Source records:
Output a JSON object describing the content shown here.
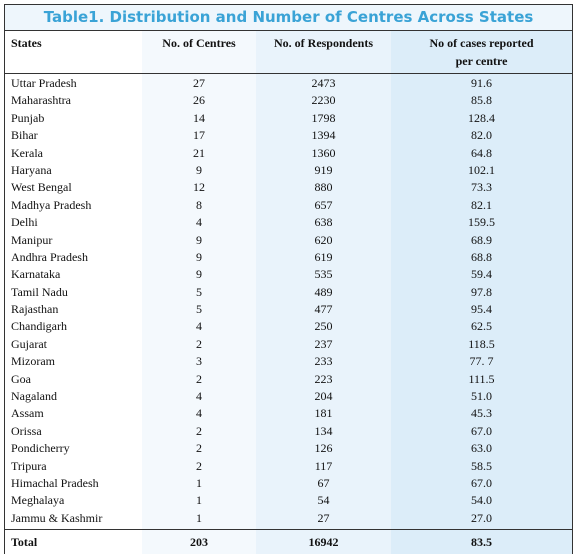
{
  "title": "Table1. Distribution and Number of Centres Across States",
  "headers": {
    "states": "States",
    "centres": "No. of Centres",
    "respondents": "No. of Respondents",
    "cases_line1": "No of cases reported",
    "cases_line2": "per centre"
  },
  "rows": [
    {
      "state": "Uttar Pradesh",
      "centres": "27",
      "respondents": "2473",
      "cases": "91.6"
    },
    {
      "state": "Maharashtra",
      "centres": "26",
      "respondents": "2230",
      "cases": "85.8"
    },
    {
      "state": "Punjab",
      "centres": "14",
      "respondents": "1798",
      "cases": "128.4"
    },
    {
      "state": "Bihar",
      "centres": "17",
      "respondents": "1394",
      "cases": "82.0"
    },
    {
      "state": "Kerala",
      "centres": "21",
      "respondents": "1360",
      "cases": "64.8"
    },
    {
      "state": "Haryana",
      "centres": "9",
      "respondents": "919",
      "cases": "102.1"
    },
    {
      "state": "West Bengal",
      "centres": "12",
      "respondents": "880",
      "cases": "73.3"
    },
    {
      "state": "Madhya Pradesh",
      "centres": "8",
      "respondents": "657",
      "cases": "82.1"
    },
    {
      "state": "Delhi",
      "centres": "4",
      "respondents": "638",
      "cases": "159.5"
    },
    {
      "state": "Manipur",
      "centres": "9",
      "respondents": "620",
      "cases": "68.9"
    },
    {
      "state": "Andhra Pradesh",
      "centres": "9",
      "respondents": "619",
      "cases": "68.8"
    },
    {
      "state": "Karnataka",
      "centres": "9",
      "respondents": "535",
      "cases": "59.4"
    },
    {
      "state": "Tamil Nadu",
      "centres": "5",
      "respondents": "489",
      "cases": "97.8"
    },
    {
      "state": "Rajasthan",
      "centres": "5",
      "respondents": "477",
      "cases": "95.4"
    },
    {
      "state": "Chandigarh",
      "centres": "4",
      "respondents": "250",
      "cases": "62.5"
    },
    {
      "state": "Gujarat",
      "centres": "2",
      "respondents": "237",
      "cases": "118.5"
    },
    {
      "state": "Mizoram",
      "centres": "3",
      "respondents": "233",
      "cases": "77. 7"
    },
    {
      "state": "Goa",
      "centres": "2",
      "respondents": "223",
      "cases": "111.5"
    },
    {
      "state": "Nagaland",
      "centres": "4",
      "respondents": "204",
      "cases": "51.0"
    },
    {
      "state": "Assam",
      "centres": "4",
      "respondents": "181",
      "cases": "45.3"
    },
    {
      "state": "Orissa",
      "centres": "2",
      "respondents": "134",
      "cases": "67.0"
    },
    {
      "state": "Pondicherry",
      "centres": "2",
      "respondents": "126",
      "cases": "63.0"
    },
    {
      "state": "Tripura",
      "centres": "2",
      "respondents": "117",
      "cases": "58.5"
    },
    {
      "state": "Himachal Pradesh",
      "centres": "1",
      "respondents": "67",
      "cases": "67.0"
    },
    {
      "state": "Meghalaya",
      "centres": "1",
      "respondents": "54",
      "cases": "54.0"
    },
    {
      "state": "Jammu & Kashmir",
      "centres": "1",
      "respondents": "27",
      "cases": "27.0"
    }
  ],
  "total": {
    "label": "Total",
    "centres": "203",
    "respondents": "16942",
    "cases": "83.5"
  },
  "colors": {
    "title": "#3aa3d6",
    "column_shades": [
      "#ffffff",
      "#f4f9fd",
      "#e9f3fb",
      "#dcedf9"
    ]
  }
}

--

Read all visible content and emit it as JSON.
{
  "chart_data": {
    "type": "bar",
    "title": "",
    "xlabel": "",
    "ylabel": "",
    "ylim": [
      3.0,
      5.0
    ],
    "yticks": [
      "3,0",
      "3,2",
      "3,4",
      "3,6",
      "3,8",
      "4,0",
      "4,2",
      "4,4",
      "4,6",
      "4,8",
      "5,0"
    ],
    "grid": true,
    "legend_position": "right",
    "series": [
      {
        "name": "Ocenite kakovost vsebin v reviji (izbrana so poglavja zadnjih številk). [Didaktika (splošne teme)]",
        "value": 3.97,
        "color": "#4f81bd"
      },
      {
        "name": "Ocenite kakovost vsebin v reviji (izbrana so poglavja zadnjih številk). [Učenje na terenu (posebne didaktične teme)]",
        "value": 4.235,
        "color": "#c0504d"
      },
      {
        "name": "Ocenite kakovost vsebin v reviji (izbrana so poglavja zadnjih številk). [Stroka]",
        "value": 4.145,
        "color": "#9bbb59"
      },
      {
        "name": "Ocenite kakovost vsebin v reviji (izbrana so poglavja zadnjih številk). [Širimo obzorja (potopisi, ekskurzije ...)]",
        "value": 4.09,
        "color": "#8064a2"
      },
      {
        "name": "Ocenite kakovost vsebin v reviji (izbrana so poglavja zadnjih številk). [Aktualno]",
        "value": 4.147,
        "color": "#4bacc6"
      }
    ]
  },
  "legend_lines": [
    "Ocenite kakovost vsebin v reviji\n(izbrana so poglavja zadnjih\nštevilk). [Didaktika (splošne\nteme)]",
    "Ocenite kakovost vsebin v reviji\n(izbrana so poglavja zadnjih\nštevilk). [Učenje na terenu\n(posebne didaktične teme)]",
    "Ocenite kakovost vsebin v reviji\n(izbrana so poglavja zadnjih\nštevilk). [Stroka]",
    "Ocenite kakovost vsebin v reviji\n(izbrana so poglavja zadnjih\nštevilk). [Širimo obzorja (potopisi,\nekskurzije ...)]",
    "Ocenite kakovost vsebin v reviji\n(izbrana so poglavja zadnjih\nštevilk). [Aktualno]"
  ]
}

* * *

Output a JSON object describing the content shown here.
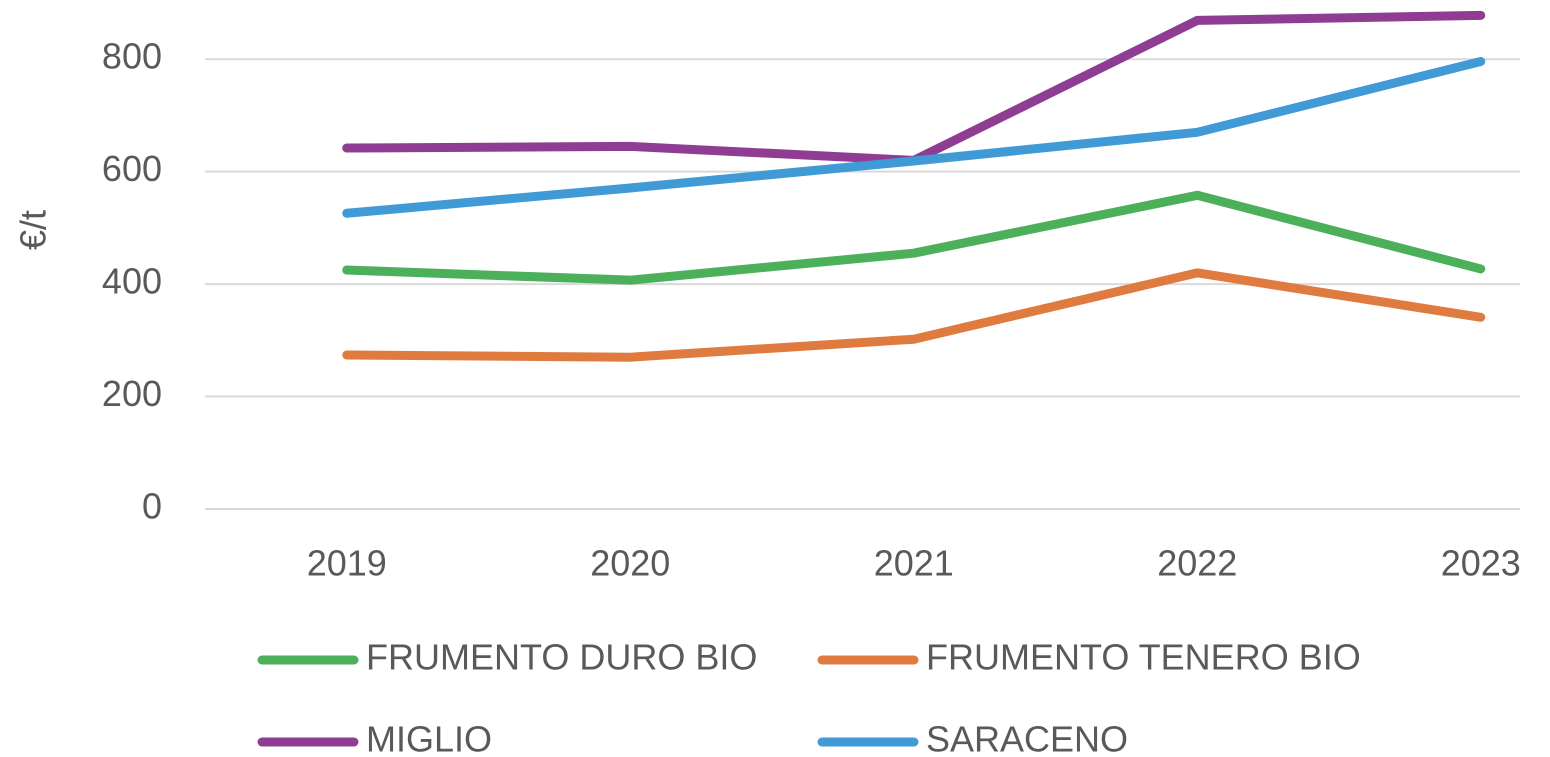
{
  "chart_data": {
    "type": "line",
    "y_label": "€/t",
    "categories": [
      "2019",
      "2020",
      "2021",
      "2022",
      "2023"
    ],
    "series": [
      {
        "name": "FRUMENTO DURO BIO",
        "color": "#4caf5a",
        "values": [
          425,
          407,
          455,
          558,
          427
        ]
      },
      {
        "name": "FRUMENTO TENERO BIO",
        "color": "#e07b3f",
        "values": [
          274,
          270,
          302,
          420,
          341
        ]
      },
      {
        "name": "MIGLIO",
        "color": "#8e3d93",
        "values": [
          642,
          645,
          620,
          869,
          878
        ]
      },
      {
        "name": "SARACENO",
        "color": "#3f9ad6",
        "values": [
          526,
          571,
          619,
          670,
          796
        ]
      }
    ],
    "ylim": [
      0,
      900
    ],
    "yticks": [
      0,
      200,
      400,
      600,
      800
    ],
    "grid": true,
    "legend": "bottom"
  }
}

Given task: Working from the listing above, pick out every line that has "title" and copy it.

Result:
  "title": "Table1. Distribution and Number of Centres Across States",
    "title": "#3aa3d6",
    "title": "",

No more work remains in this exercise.